===== BLOQUE DE TEXTO

Cómo actuar cuando se está en minoría
El País, Madrid
Una de las películas cuya acción transcurre en una sola estancia y que más me ha fascinado es Doce hombres sin piedad. Hay varias versiones; la de 1957, del director Sidney Lumet y protagonizada por Henry Fonda, sea tal vez la más conocida. Los doce integrantes de un jurado deben dirimir sobre la inocencia o culpabilidad de un acusado de homicidio. Once de ellos creen sin lugar a dudas, a la vista de las pruebas, que es culpable. Solo uno piensa lo contrario. La película consiste en cómo, desde la más absoluta minoría, uno contra once —¡imaginen esa diferencia en un partido de fútbol!—, ese disidente va convenciendo a los demás miembros del jurado, uno tras otro, de que sus prejuicios, personalidades y experiencias vitales son quienes están decidiendo por ellos, anulando su objetividad.
¿Quién no se ha encontrado en minoría alguna vez, tratando de convencer a un grupo de amigos, familiares o colegas de que no tienen razón? ¿Y cuándo hay que tomar una decisión que afecta a todos? El destino de un viaje, por ejemplo. O la compra de una vivienda. Se acercan fechas navideñas y llegarán los debates familiares, tal vez sobre política, sobre Trump, sobre fútbol, sobre temas sociales… E indefectiblemente habrá situaciones de todos contra uno (suele ser el cuñado) o de bastantes contra pocos. ¿Qué hacer? ¿Cómo se gestiona?
En primer lugar, hay que tener templanza y separar las cuestiones personales o emocionales. En una discusión, por lo general, predominan las emociones sobre las razones. Amor propio, recuperar autoestima, demostrar que uno sabe más, devolver una batalla perdida, aflorar un rencor guardado… Todo ello pesa más que el argumento racional. Así que, si el lector está alguna vez en minoría y quiere llevarse el gato al agua, debe dejar a un lado sus propias emociones, rencores y complejos e interpretar los de quienes están en su contra. Debe mentalizarse de que será a través de las emociones, y no de los argumentos, como tal vez imponga su punto de vista.
En segundo lugar, ha de aceptar que va ser despreciado durante unos minutos. Si alguien piensa distinto a nosotros, sus razones son un riesgo potencial de que no estamos en lo cierto. Y eso crea un sentimiento insoportable que en psicología se denomina disonancia. Nadie quiere sentirse tonto, así que recurre a tildar de tonto al otro. Es el recurso más fácil para no entrar a considerar sus argumentos. Por tanto, el primer paso es soportar esa ignominia y saber que responde en realidad a un principio de disonancia. Pasada esa fase de escarnio, lo que no se debe hacer jamás para convencer al grupo es empezar por los argumentos racionales. Si lo hace, comete un craso error. Antes de razonar, se debe introducir una duda razonable. Es el método socrático. Formular una pregunta que introduzca nuevos elementos, nuevas variables, y que establezca puntos de vista alternativos y distintos.

==========

[EJERCICIOS PROPUESTOS]
**A.** Reescribe en forma de lista breve el párrafo del artículo que comienza con "En primer lugar, hay que tener templanza" y conserva sus datos principales.
**B.** Indica si cada afirmación coincide con el artículo. Responde sí o no y cita las palabras exactas del texto que lo deciden.
(i) La versión de 1957 de Doce hombres sin piedad fue dirigida por Sidney Lumet.
(ii) Para convencer al grupo, conviene empezar por los argumentos racionales.
(iii) Diez de los miembros del jurado creen que el acusado es culpable.

===== REGISTROS DE DATOS

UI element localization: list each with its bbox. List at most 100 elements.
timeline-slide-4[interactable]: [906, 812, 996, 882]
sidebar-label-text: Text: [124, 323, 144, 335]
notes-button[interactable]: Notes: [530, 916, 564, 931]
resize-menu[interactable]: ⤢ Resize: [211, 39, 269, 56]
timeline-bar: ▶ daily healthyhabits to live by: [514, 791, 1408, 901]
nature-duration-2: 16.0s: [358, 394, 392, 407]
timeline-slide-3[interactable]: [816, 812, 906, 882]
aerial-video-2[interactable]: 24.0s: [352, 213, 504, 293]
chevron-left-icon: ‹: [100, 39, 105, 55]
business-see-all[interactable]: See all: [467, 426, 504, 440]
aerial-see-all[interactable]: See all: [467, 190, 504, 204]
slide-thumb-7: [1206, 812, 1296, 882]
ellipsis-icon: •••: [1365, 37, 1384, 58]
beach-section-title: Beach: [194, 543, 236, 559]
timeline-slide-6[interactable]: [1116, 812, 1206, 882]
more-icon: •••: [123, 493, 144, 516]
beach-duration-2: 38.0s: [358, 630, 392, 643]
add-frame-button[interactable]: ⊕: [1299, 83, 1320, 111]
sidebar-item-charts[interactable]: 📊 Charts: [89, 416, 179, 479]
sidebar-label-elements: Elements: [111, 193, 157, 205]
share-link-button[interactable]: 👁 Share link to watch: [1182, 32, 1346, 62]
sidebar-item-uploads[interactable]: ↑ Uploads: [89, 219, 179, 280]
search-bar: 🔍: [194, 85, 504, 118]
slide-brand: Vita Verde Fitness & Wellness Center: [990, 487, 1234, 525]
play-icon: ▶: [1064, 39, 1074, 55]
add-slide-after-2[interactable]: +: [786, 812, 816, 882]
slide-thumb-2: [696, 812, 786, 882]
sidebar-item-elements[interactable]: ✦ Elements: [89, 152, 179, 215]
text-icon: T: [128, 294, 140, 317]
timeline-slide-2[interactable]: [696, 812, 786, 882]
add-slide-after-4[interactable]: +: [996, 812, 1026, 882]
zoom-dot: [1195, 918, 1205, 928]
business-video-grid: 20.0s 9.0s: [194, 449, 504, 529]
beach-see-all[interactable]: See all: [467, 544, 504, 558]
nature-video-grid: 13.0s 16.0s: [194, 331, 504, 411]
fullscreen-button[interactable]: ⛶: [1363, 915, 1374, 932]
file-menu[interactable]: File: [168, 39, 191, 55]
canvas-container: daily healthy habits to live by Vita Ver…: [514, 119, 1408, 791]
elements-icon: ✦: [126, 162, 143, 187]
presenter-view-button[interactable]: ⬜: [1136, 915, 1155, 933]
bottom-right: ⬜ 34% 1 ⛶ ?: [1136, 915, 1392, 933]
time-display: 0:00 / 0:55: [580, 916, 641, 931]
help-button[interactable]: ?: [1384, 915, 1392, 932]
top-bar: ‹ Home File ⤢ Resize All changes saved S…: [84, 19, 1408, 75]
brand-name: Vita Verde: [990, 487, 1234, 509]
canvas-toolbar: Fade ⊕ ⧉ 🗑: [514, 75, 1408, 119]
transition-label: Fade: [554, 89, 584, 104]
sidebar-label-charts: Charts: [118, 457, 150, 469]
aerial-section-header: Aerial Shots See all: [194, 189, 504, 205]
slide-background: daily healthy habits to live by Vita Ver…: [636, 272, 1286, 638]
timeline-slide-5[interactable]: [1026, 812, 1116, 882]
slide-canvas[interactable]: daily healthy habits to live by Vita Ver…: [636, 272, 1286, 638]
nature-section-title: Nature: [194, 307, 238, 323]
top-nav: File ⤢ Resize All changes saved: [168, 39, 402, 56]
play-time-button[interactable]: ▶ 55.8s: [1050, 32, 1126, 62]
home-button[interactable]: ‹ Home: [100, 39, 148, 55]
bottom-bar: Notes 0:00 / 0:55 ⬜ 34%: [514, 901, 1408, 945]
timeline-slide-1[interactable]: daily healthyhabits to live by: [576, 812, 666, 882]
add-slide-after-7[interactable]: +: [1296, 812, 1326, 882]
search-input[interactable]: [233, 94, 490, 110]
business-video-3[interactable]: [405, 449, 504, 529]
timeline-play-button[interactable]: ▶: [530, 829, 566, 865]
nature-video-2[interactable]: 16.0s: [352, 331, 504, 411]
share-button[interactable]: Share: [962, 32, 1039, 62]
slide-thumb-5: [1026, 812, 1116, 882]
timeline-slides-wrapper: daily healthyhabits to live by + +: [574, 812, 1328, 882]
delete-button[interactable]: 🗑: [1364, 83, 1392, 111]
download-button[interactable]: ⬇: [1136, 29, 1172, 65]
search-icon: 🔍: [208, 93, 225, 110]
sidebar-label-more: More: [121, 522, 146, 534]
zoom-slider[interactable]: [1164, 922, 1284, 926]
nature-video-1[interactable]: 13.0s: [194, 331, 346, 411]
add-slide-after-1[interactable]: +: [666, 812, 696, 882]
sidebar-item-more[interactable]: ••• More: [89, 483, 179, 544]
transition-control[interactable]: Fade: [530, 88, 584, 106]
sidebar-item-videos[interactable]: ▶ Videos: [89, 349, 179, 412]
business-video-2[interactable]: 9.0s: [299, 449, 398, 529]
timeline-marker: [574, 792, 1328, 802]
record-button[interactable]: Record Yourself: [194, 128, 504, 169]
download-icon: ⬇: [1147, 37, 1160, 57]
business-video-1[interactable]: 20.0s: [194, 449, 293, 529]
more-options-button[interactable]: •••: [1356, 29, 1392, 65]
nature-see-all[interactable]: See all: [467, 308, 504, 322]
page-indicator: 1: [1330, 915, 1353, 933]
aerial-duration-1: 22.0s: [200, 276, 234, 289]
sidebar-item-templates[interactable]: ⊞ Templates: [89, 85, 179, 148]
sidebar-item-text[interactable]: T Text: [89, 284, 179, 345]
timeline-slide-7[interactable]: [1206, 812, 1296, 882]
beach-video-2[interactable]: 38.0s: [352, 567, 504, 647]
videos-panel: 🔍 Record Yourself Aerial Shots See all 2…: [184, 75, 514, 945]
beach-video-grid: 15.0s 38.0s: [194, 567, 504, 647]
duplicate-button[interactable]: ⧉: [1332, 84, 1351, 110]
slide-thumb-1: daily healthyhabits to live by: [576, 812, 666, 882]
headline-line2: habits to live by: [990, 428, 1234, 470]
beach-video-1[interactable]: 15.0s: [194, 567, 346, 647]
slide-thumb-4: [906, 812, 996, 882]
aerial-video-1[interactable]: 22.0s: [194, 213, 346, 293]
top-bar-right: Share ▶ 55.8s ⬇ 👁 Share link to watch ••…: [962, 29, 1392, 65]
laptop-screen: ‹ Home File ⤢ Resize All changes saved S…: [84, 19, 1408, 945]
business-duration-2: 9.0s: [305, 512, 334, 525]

==========

[SOLUCIONES]
**A.**
- Hay que mantener la templanza y apartar lo personal y lo emocional.
- En una discusión suelen pesar más las emociones que las razones: el amor propio, la autoestima, el deseo de demostrar que uno sabe más, la revancha por una batalla perdida o un rencor guardado.
- Quien está en minoría y quiere salirse con la suya debe dejar de lado sus propias emociones, rencores y complejos, e interpretar los de quienes se le oponen.
- Debe asumir que, si logra imponer su punto de vista, será a través de las emociones y no de los argumentos.

**B.**
(i) Sí: "la de 1957, del director Sidney Lumet y protagonizada por Henry Fonda".
(ii) No: "lo que no se debe hacer jamás para convencer al grupo es empezar por los argumentos racionales".
(iii) No: "Once de ellos creen sin lugar a dudas, a la vista de las pruebas, que es culpable".